-- begin --

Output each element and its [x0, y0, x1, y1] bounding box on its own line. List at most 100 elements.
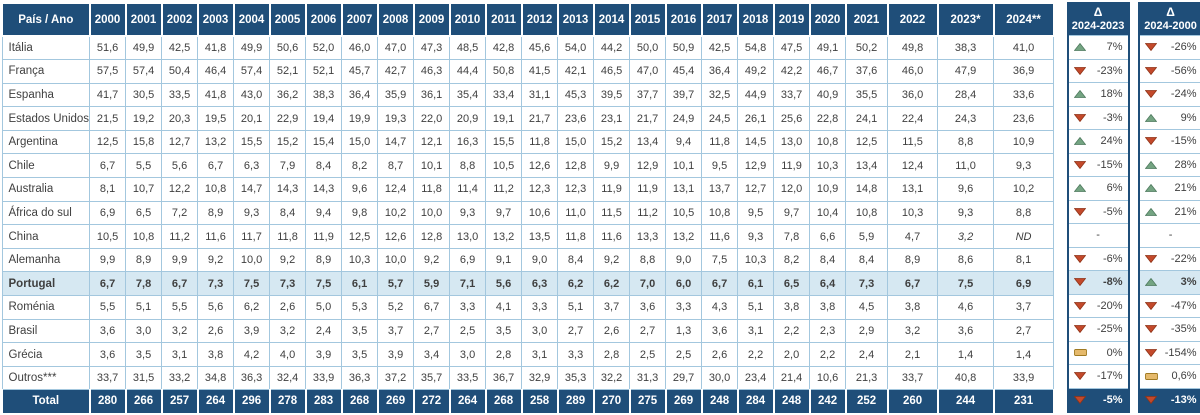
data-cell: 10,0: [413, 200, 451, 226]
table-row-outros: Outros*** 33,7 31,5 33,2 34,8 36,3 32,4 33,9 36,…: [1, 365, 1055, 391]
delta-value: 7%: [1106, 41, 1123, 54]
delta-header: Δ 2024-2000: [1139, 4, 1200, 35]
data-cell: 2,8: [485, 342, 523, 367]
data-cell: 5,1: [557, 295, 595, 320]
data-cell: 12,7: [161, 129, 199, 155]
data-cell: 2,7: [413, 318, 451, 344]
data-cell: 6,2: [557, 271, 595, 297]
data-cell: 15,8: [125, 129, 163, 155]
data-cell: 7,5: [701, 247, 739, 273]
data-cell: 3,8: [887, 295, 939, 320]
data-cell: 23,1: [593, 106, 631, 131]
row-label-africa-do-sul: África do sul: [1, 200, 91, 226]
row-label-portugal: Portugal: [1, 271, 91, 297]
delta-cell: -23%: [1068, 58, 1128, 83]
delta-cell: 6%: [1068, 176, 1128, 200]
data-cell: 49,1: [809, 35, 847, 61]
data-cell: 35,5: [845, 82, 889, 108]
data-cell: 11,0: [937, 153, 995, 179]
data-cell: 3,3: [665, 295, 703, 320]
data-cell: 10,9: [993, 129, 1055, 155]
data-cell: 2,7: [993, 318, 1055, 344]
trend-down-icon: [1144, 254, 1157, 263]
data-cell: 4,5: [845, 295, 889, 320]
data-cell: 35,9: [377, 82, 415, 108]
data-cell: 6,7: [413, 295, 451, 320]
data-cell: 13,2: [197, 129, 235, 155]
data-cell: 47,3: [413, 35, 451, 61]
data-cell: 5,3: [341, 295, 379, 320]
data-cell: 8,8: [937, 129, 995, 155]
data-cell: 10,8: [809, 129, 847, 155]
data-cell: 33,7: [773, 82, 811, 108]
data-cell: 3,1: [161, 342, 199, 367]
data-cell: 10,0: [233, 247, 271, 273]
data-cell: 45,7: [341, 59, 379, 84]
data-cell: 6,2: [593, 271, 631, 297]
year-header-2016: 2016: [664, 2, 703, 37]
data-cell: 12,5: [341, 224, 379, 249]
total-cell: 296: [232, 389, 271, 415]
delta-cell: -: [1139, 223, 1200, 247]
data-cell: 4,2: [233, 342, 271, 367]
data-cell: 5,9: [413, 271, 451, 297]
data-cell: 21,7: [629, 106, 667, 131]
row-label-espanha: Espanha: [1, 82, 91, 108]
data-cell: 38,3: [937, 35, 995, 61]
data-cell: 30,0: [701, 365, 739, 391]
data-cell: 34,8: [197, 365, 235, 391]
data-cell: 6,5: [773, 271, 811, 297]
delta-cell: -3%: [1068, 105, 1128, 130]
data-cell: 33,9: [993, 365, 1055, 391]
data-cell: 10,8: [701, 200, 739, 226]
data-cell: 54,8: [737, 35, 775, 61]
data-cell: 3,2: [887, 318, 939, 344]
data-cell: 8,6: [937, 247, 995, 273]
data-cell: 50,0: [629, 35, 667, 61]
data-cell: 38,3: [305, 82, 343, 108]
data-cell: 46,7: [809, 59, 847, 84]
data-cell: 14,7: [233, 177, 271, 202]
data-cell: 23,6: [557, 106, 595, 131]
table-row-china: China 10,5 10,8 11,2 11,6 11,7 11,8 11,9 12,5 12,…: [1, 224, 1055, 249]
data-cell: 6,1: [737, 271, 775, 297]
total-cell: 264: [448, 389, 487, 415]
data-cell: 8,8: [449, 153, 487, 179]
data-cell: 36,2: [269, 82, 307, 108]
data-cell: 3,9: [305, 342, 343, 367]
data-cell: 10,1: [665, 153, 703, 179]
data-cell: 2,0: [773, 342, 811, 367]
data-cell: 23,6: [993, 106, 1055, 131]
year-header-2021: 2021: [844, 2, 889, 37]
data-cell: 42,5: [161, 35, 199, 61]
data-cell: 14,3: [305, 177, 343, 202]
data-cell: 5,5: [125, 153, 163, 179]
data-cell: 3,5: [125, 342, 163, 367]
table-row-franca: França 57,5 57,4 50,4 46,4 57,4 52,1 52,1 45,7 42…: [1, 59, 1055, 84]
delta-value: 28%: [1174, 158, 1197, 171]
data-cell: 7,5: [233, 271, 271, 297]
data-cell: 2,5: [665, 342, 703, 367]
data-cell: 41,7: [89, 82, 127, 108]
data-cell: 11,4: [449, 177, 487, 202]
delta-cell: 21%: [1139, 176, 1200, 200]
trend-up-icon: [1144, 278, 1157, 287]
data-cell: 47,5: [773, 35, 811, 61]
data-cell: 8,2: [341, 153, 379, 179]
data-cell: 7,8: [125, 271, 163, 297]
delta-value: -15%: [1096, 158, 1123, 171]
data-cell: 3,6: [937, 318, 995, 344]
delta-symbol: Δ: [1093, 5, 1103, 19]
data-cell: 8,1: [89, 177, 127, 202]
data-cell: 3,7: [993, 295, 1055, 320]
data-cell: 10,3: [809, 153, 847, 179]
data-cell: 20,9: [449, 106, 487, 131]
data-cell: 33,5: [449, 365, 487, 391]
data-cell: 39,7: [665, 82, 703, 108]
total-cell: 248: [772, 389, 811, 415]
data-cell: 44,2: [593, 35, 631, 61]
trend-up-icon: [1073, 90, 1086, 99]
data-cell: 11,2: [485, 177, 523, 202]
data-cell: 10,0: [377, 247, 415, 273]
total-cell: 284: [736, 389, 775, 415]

-- end --

• [The problem]: Show each line from the items above that contains the string "year", copied in full. Matching is case-sensitive.

• [Full answer]:
year-header-2016: 2016: [664, 2, 703, 37]
year-header-2021: 2021: [844, 2, 889, 37]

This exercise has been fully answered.